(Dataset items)
◇ ◇ ◇ ◇ ◇

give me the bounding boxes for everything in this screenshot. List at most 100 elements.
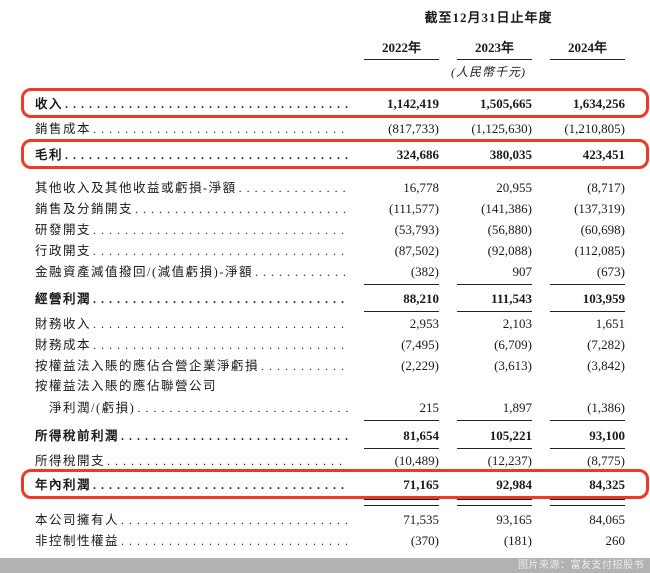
column-header-2023: 2023年 <box>457 37 532 60</box>
unit-spacer <box>35 63 352 80</box>
value-2023: 907 <box>457 261 532 285</box>
value-2022: (2,229) <box>401 358 439 373</box>
dot-leader <box>137 398 348 419</box>
value-2022: (382) <box>364 261 439 285</box>
value-2022: 81,654 <box>364 425 439 449</box>
value-2024: (7,282) <box>587 337 625 352</box>
row-label: 銷售及分銷開支 <box>35 202 134 216</box>
row-label: 金融資產減值撥回/(減值虧損)-淨額 <box>35 265 253 279</box>
value-2024: (8,717) <box>587 180 625 195</box>
value-2023: 105,221 <box>457 425 532 449</box>
dot-leader <box>121 426 348 447</box>
dot-leader <box>65 145 348 166</box>
value-2024: (3,842) <box>587 358 625 373</box>
value-2024: (60,698) <box>580 222 625 237</box>
table-row-jv-share-of-loss: 按權益法入賬的應佔合營企業淨虧損 (2,229) (3,613) (3,842) <box>35 355 625 376</box>
table-row-other-income: 其他收入及其他收益或虧損-淨額 16,778 20,955 (8,717) <box>35 177 625 198</box>
value-2023: (56,880) <box>487 222 532 237</box>
table-row-impairment-reversal: 金融資產減值撥回/(減值虧損)-淨額 (382) 907 (673) <box>35 261 625 285</box>
value-2022: 71,535 <box>403 512 439 527</box>
dot-leader <box>121 510 348 531</box>
value-2024: (1,386) <box>550 397 625 421</box>
value-2022: 324,686 <box>364 144 439 168</box>
dot-leader <box>239 178 348 199</box>
row-label: 研發開支 <box>35 223 92 237</box>
row-label: 按權益法入賬的應佔合營企業淨虧損 <box>35 359 260 373</box>
value-2022: (10,489) <box>394 453 439 468</box>
value-2023: 92,984 <box>457 474 532 506</box>
dot-leader <box>107 451 348 472</box>
value-2022: (817,733) <box>364 118 439 142</box>
value-2024: 103,959 <box>550 288 625 312</box>
value-2022: 71,165 <box>364 474 439 506</box>
table-row-rd-expenses: 研發開支 (53,793) (56,880) (60,698) <box>35 219 625 240</box>
table-row-revenue-highlighted: 收入 1,142,419 1,505,665 1,634,256 <box>21 88 649 118</box>
dot-leader <box>93 335 348 356</box>
table-row-associates-net-profit-loss: 淨利潤/(虧損) 215 1,897 (1,386) <box>35 397 625 421</box>
table-row-finance-income: 財務收入 2,953 2,103 1,651 <box>35 313 625 334</box>
row-label: 其他收入及其他收益或虧損-淨額 <box>35 181 237 195</box>
value-2024: (112,085) <box>574 243 625 258</box>
row-label: 非控制性權益 <box>35 534 120 548</box>
value-2024: 423,451 <box>550 144 625 168</box>
value-2023: 2,103 <box>502 316 532 331</box>
value-2023: 1,897 <box>457 397 532 421</box>
image-source-bar: 图片来源：富友支付招股书 <box>0 558 650 573</box>
value-2023: (92,088) <box>487 243 532 258</box>
table-row-non-controlling-interests: 非控制性權益 (370) (181) 260 <box>35 530 625 551</box>
value-2022: (53,793) <box>394 222 439 237</box>
value-2024: 1,651 <box>595 316 625 331</box>
table-row-associates-caption: 按權益法入賬的應佔聯營公司 <box>35 376 625 397</box>
value-2024: 84,325 <box>550 474 625 506</box>
row-label: 年內利潤 <box>35 478 92 492</box>
column-header-2022: 2022年 <box>364 37 439 60</box>
row-label: 行政開支 <box>35 244 92 258</box>
dot-leader <box>121 531 348 552</box>
dot-leader <box>93 314 348 335</box>
year-header-row: 2022年 2023年 2024年 <box>35 37 625 60</box>
value-2022: 16,778 <box>403 180 439 195</box>
unit-note-row: (人民幣千元) <box>35 63 625 80</box>
row-label: 本公司擁有人 <box>35 513 120 527</box>
image-source-text: 图片来源：富友支付招股书 <box>518 560 644 571</box>
value-2024: (8,775) <box>587 453 625 468</box>
table-row-profit-before-tax: 所得稅前利潤 81,654 105,221 93,100 <box>35 425 625 449</box>
period-title: 截至12月31日止年度 <box>424 10 553 25</box>
table-row-income-tax-expense: 所得稅開支 (10,489) (12,237) (8,775) <box>35 450 625 471</box>
dot-leader <box>93 220 348 241</box>
value-2022: 1,142,419 <box>387 96 439 111</box>
value-2024: (1,210,805) <box>550 118 625 142</box>
currency-unit-note: (人民幣千元) <box>451 65 526 79</box>
value-2024: 93,100 <box>550 425 625 449</box>
value-2024: 84,065 <box>589 512 625 527</box>
value-2023: (1,125,630) <box>457 118 532 142</box>
dot-leader <box>93 119 348 140</box>
value-2023: (141,386) <box>481 201 532 216</box>
value-2022: 88,210 <box>364 288 439 312</box>
dot-leader <box>261 356 348 377</box>
row-label: 財務成本 <box>35 338 92 352</box>
value-2022: 215 <box>364 397 439 421</box>
table-row-finance-costs: 財務成本 (7,495) (6,709) (7,282) <box>35 334 625 355</box>
row-label: 所得稅開支 <box>35 454 106 468</box>
table-row-cost-of-sales: 銷售成本 (817,733) (1,125,630) (1,210,805) <box>35 118 625 142</box>
value-2023: (3,613) <box>494 358 532 373</box>
value-2024: 1,634,256 <box>573 96 625 111</box>
value-2022: 2,953 <box>409 316 439 331</box>
value-2022: (7,495) <box>401 337 439 352</box>
row-label: 經營利潤 <box>35 292 92 306</box>
column-header-2024: 2024年 <box>550 37 625 60</box>
value-2022: (111,577) <box>389 201 439 216</box>
table-row-operating-profit: 經營利潤 88,210 111,543 103,959 <box>35 288 625 312</box>
table-row-admin-expenses: 行政開支 (87,502) (92,088) (112,085) <box>35 240 625 261</box>
value-2023: (6,709) <box>494 337 532 352</box>
dot-leader <box>93 289 348 310</box>
row-label: 財務收入 <box>35 317 92 331</box>
value-2023: 380,035 <box>457 144 532 168</box>
value-2023: 111,543 <box>457 288 532 312</box>
value-2022: (370) <box>410 533 439 548</box>
row-label: 收入 <box>35 97 64 111</box>
row-label: 按權益法入賬的應佔聯營公司 <box>35 379 218 393</box>
dot-leader <box>65 94 348 115</box>
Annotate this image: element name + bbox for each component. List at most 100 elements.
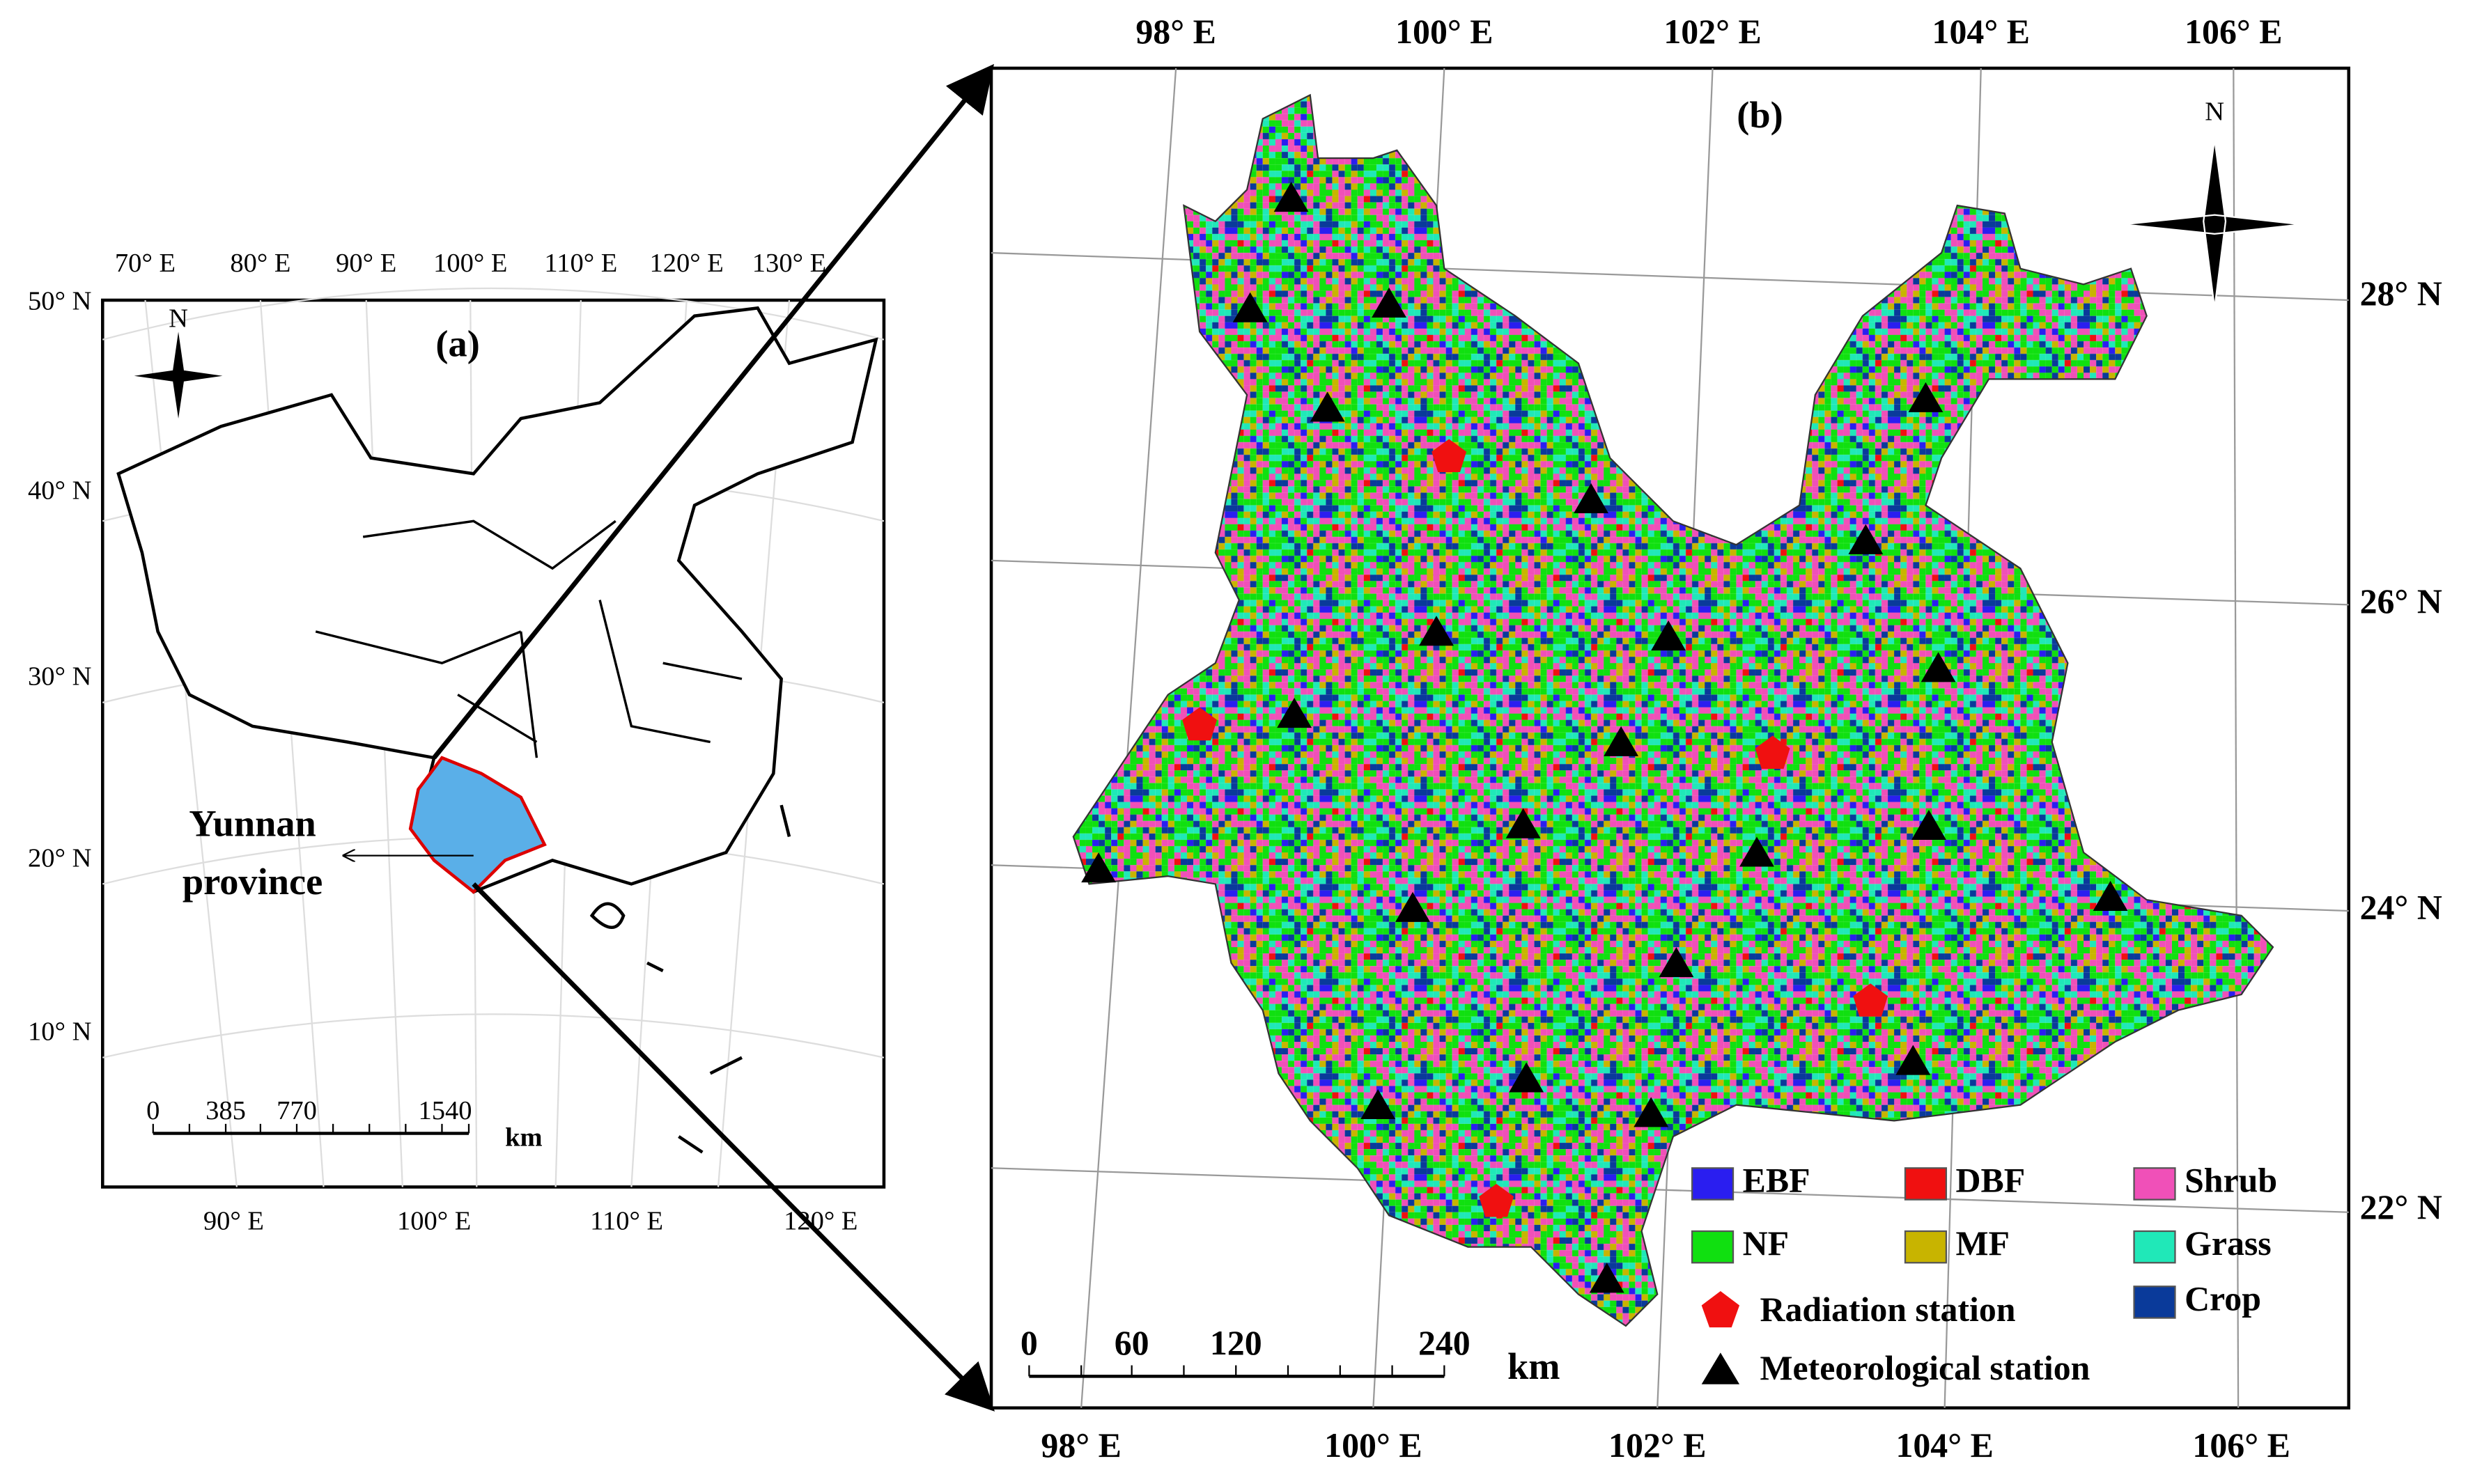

◇ ◇ ◇ ◇ ◇

DESCRIPTION OF THE TASK:
Reproduce all of the material above word for word, line by line, and leave out the pictures.

EXPECTED ANSWER:
give me the bounding boxes for everything in this screenshot. List at most 100 elements.
column-header-2023: 2023年 <box>457 37 532 60</box>
unit-spacer <box>35 63 352 80</box>
value-2023: 907 <box>457 261 532 285</box>
value-2022: (2,229) <box>401 358 439 373</box>
dot-leader <box>137 398 348 419</box>
value-2022: (382) <box>364 261 439 285</box>
value-2022: 81,654 <box>364 425 439 449</box>
value-2024: (7,282) <box>587 337 625 352</box>
row-label: 銷售及分銷開支 <box>35 202 134 216</box>
row-label: 金融資產減值撥回/(減值虧損)-淨額 <box>35 265 253 279</box>
value-2024: (8,717) <box>587 180 625 195</box>
value-2023: 105,221 <box>457 425 532 449</box>
dot-leader <box>121 426 348 447</box>
dot-leader <box>65 145 348 166</box>
value-2024: (3,842) <box>587 358 625 373</box>
value-2024: (60,698) <box>580 222 625 237</box>
table-row-jv-share-of-loss: 按權益法入賬的應佔合營企業淨虧損 (2,229) (3,613) (3,842) <box>35 355 625 376</box>
table-row-other-income: 其他收入及其他收益或虧損-淨額 16,778 20,955 (8,717) <box>35 177 625 198</box>
value-2023: (56,880) <box>487 222 532 237</box>
table-row-impairment-reversal: 金融資產減值撥回/(減值虧損)-淨額 (382) 907 (673) <box>35 261 625 285</box>
value-2022: 71,535 <box>403 512 439 527</box>
dot-leader <box>121 510 348 531</box>
value-2024: (1,386) <box>550 397 625 421</box>
value-2022: 324,686 <box>364 144 439 168</box>
dot-leader <box>239 178 348 199</box>
row-label: 研發開支 <box>35 223 92 237</box>
row-label: 按權益法入賬的應佔合營企業淨虧損 <box>35 359 260 373</box>
value-2022: (10,489) <box>394 453 439 468</box>
value-2023: 92,984 <box>457 474 532 506</box>
dot-leader <box>107 451 348 472</box>
value-2022: (817,733) <box>364 118 439 142</box>
value-2024: 103,959 <box>550 288 625 312</box>
value-2022: 71,165 <box>364 474 439 506</box>
table-row-rd-expenses: 研發開支 (53,793) (56,880) (60,698) <box>35 219 625 240</box>
table-row-revenue-highlighted: 收入 1,142,419 1,505,665 1,634,256 <box>21 88 649 118</box>
dot-leader <box>93 335 348 356</box>
table-row-associates-net-profit-loss: 淨利潤/(虧損) 215 1,897 (1,386) <box>35 397 625 421</box>
table-row-finance-income: 財務收入 2,953 2,103 1,651 <box>35 313 625 334</box>
row-label: 其他收入及其他收益或虧損-淨額 <box>35 181 237 195</box>
value-2024: (112,085) <box>574 243 625 258</box>
row-label: 非控制性權益 <box>35 534 120 548</box>
value-2024: 423,451 <box>550 144 625 168</box>
value-2023: 2,103 <box>502 316 532 331</box>
value-2023: 1,897 <box>457 397 532 421</box>
image-source-bar: 图片来源：富友支付招股书 <box>0 558 650 573</box>
value-2023: (92,088) <box>487 243 532 258</box>
table-row-non-controlling-interests: 非控制性權益 (370) (181) 260 <box>35 530 625 551</box>
value-2022: (53,793) <box>394 222 439 237</box>
value-2024: 1,651 <box>595 316 625 331</box>
table-row-associates-caption: 按權益法入賬的應佔聯營公司 <box>35 376 625 397</box>
value-2024: 84,325 <box>550 474 625 506</box>
row-label: 年內利潤 <box>35 478 92 492</box>
column-header-2022: 2022年 <box>364 37 439 60</box>
row-label: 行政開支 <box>35 244 92 258</box>
dot-leader <box>121 531 348 552</box>
dot-leader <box>93 314 348 335</box>
year-header-row: 2022年 2023年 2024年 <box>35 37 625 60</box>
value-2022: 16,778 <box>403 180 439 195</box>
unit-note-row: (人民幣千元) <box>35 63 625 80</box>
row-label: 本公司擁有人 <box>35 513 120 527</box>
image-source-text: 图片来源：富友支付招股书 <box>518 560 644 571</box>
value-2024: (8,775) <box>587 453 625 468</box>
table-row-profit-before-tax: 所得稅前利潤 81,654 105,221 93,100 <box>35 425 625 449</box>
period-title: 截至12月31日止年度 <box>424 10 553 25</box>
table-row-income-tax-expense: 所得稅開支 (10,489) (12,237) (8,775) <box>35 450 625 471</box>
dot-leader <box>93 220 348 241</box>
value-2022: 1,142,419 <box>387 96 439 111</box>
value-2024: (1,210,805) <box>550 118 625 142</box>
currency-unit-note: (人民幣千元) <box>451 65 526 79</box>
value-2024: 93,100 <box>550 425 625 449</box>
value-2024: 84,065 <box>589 512 625 527</box>
value-2023: (1,125,630) <box>457 118 532 142</box>
dot-leader <box>93 119 348 140</box>
value-2023: (141,386) <box>481 201 532 216</box>
value-2022: 88,210 <box>364 288 439 312</box>
dot-leader <box>261 356 348 377</box>
row-label: 財務成本 <box>35 338 92 352</box>
value-2022: 215 <box>364 397 439 421</box>
table-row-finance-costs: 財務成本 (7,495) (6,709) (7,282) <box>35 334 625 355</box>
row-label: 所得稅開支 <box>35 454 106 468</box>
table-row-cost-of-sales: 銷售成本 (817,733) (1,125,630) (1,210,805) <box>35 118 625 142</box>
value-2023: (3,613) <box>494 358 532 373</box>
value-2024: 1,634,256 <box>573 96 625 111</box>
value-2022: 2,953 <box>409 316 439 331</box>
value-2022: (7,495) <box>401 337 439 352</box>
row-label: 經營利潤 <box>35 292 92 306</box>
column-header-2024: 2024年 <box>550 37 625 60</box>
value-2022: (111,577) <box>389 201 439 216</box>
table-row-operating-profit: 經營利潤 88,210 111,543 103,959 <box>35 288 625 312</box>
table-row-admin-expenses: 行政開支 (87,502) (92,088) (112,085) <box>35 240 625 261</box>
value-2023: (6,709) <box>494 337 532 352</box>
dot-leader <box>93 289 348 310</box>
row-label: 財務收入 <box>35 317 92 331</box>
value-2023: 380,035 <box>457 144 532 168</box>
value-2023: 111,543 <box>457 288 532 312</box>
value-2022: (370) <box>410 533 439 548</box>
row-label: 收入 <box>35 97 64 111</box>
row-label: 按權益法入賬的應佔聯營公司 <box>35 379 218 393</box>
dot-leader <box>65 94 348 115</box>
Annotate this image: element name + bbox for each component. List at most 100 elements.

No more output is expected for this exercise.